*Given instruction*.
Starting at the first line and ending at the line containing "participant[interactable]: KOT OC...", switch "Listener" to "Speaker". Give back only those lines, with nothing else changed.

══ Data extract ══

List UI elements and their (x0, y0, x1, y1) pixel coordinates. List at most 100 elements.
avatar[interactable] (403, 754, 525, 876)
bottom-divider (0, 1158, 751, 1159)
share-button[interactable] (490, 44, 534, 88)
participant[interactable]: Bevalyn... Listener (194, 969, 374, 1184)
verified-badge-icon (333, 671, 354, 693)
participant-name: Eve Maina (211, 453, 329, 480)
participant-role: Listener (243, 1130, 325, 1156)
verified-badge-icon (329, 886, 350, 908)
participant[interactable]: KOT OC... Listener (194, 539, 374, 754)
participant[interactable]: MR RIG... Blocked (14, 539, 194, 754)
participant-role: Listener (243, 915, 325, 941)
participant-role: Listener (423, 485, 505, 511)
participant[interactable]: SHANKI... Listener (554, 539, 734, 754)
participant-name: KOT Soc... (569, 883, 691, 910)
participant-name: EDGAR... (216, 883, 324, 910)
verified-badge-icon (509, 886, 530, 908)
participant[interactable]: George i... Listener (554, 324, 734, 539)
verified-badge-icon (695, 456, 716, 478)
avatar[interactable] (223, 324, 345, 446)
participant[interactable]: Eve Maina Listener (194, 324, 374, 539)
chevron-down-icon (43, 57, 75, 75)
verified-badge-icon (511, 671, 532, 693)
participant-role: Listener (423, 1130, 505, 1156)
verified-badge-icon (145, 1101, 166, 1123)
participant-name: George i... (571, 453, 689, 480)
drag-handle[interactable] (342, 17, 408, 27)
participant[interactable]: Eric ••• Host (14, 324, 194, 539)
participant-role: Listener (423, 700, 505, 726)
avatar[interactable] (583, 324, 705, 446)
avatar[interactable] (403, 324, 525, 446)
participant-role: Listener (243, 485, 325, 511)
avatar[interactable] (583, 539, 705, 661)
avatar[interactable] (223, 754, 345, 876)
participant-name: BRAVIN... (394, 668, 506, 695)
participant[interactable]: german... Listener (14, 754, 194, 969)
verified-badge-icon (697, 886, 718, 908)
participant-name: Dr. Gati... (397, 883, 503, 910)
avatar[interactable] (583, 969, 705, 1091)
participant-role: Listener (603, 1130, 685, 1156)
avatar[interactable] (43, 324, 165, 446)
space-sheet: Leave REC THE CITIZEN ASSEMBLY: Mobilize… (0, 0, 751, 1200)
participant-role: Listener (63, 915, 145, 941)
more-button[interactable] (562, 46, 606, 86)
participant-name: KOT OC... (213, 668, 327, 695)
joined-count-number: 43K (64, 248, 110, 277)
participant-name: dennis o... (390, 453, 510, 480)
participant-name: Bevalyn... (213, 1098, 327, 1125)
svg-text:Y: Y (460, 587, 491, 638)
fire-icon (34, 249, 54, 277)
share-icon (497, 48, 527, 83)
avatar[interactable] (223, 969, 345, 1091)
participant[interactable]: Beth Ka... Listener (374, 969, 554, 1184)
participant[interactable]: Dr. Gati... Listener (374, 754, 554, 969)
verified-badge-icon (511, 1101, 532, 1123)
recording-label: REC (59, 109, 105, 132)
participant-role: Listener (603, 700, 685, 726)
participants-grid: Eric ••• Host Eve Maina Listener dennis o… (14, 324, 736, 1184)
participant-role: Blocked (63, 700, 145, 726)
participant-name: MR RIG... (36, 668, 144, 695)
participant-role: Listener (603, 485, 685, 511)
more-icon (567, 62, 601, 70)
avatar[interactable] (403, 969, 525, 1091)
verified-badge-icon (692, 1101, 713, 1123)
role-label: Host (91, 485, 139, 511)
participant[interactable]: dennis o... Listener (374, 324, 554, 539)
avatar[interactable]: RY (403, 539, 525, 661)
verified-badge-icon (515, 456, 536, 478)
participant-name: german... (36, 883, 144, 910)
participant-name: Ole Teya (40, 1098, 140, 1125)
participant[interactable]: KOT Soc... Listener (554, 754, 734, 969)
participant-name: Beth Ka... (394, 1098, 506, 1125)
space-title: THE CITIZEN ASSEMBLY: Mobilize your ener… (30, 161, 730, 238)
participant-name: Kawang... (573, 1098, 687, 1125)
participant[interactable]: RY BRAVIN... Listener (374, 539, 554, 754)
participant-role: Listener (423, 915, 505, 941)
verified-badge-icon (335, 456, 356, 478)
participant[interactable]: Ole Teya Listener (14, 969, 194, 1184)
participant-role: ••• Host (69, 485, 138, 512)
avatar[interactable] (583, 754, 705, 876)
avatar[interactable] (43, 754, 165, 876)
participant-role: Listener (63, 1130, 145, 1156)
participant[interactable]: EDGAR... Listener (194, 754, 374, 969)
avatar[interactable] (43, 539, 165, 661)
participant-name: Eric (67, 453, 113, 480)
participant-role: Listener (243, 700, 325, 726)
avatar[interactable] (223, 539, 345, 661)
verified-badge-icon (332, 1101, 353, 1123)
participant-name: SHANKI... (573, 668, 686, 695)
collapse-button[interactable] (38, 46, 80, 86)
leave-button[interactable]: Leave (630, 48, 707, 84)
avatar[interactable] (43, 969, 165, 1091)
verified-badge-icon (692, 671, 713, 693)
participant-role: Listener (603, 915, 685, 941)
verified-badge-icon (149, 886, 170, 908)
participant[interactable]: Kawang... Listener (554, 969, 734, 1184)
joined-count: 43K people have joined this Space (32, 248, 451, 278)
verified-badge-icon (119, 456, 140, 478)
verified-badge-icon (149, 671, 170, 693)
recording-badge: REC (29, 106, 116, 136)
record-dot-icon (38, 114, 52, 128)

═══

*Full answer*.
List UI elements and their (x0, y0, x1, y1) pixel coordinates. List at most 100 elements.
avatar[interactable] (403, 754, 525, 876)
bottom-divider (0, 1158, 751, 1159)
share-button[interactable] (490, 44, 534, 88)
participant[interactable]: Bevalyn... Speaker (194, 969, 374, 1184)
verified-badge-icon (333, 671, 354, 693)
participant-name: Eve Maina (211, 453, 329, 480)
participant-role: Speaker (243, 1130, 325, 1156)
verified-badge-icon (329, 886, 350, 908)
participant[interactable]: KOT OC... Speaker (194, 539, 374, 754)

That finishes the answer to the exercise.